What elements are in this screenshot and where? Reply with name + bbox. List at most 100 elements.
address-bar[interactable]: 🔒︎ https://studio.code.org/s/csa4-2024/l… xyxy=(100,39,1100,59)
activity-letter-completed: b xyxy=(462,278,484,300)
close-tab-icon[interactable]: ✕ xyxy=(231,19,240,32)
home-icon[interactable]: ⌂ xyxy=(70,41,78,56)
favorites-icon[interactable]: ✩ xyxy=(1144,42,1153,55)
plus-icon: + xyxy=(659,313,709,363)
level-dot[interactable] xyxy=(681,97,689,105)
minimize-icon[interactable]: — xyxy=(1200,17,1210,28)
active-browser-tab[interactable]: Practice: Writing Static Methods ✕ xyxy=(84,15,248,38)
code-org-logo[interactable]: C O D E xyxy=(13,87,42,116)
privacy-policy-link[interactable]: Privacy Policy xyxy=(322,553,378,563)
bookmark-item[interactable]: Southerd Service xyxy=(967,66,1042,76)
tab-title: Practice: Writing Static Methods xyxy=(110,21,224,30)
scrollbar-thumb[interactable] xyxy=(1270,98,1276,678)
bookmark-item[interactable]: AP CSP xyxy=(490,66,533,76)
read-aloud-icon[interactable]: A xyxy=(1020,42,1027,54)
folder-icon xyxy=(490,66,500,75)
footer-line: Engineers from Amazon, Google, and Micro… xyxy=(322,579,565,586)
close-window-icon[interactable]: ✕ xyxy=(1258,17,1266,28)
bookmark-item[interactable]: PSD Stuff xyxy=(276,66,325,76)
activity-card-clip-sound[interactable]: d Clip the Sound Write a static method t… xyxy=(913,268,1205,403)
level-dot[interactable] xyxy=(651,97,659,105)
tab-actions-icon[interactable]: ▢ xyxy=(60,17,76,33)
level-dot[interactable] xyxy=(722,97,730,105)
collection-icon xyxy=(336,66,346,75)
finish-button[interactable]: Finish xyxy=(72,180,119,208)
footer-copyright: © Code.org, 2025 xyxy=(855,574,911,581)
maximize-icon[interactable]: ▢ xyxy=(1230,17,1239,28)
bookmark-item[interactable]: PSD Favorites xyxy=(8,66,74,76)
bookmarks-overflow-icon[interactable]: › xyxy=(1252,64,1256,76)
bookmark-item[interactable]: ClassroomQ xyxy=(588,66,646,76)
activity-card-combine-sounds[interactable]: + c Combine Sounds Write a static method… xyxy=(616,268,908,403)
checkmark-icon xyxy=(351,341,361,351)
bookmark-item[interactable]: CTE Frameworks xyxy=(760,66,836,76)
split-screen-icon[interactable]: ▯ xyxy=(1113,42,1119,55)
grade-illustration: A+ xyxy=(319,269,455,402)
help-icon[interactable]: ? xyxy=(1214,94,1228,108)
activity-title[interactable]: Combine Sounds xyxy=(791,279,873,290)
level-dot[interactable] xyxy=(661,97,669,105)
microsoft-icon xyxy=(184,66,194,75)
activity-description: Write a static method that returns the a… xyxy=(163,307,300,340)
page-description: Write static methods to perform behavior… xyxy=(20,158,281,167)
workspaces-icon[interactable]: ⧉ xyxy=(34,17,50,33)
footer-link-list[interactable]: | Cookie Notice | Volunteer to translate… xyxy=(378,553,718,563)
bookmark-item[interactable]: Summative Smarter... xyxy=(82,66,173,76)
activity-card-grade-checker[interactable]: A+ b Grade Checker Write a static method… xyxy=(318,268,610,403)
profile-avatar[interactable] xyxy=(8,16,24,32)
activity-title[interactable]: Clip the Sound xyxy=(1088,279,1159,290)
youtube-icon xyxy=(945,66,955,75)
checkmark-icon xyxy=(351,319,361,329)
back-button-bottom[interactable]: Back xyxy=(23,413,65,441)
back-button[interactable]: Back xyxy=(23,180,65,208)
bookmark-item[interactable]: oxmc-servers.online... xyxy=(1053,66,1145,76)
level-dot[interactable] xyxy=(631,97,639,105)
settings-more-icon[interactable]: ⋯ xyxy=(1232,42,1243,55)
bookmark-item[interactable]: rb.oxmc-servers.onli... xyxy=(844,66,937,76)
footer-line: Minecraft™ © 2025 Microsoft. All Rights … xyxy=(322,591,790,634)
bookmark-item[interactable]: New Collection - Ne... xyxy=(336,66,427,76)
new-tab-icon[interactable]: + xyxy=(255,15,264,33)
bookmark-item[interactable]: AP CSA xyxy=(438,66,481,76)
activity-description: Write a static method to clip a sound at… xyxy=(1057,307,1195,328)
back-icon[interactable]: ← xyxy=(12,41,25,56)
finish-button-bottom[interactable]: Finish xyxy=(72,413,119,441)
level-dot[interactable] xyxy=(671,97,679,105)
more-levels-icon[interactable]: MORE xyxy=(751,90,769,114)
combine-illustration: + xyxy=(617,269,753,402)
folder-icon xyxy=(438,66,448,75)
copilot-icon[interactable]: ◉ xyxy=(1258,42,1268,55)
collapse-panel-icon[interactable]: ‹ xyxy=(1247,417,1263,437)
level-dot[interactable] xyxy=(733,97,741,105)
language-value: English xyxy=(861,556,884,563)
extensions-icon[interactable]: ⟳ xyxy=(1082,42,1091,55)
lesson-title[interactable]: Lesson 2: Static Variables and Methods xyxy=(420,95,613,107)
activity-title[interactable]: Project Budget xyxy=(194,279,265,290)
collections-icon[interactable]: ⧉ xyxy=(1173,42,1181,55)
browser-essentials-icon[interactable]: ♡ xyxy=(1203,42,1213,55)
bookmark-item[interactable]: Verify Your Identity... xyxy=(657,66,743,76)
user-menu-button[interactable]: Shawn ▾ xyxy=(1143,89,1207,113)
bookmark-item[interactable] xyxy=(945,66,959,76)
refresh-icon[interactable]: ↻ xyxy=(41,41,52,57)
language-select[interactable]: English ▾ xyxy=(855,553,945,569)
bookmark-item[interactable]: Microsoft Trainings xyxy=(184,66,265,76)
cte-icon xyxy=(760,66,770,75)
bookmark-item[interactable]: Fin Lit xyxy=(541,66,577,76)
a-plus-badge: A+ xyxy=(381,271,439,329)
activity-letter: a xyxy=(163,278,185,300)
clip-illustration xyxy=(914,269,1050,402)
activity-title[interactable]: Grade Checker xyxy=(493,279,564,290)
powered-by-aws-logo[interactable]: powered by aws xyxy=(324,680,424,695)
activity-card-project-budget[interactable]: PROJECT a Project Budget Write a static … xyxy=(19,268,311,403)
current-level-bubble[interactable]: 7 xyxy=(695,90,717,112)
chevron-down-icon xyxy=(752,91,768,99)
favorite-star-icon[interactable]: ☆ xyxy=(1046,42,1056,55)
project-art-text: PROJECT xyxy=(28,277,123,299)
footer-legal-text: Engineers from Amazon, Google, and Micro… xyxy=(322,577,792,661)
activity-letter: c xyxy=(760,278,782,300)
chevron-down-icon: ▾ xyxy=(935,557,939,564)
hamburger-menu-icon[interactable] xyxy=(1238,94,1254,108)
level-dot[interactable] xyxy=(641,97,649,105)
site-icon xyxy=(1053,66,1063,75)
= = = =
=== PROBLEM DESCRIPTION ===
Copy out the lines above word for word, from the first one up to and including the line with "code-org-logo[interactable]: C O".

=== FULL OUTPUT ===
What elements are in this screenshot and where? Reply with name + bbox. List at most 100 elements.
address-bar[interactable]: 🔒︎ https://studio.code.org/s/csa4-2024/l… xyxy=(100,39,1100,59)
activity-letter-completed: b xyxy=(462,278,484,300)
close-tab-icon[interactable]: ✕ xyxy=(231,19,240,32)
home-icon[interactable]: ⌂ xyxy=(70,41,78,56)
favorites-icon[interactable]: ✩ xyxy=(1144,42,1153,55)
plus-icon: + xyxy=(659,313,709,363)
level-dot[interactable] xyxy=(681,97,689,105)
minimize-icon[interactable]: — xyxy=(1200,17,1210,28)
active-browser-tab[interactable]: Practice: Writing Static Methods ✕ xyxy=(84,15,248,38)
code-org-logo[interactable]: C O D E xyxy=(13,87,42,116)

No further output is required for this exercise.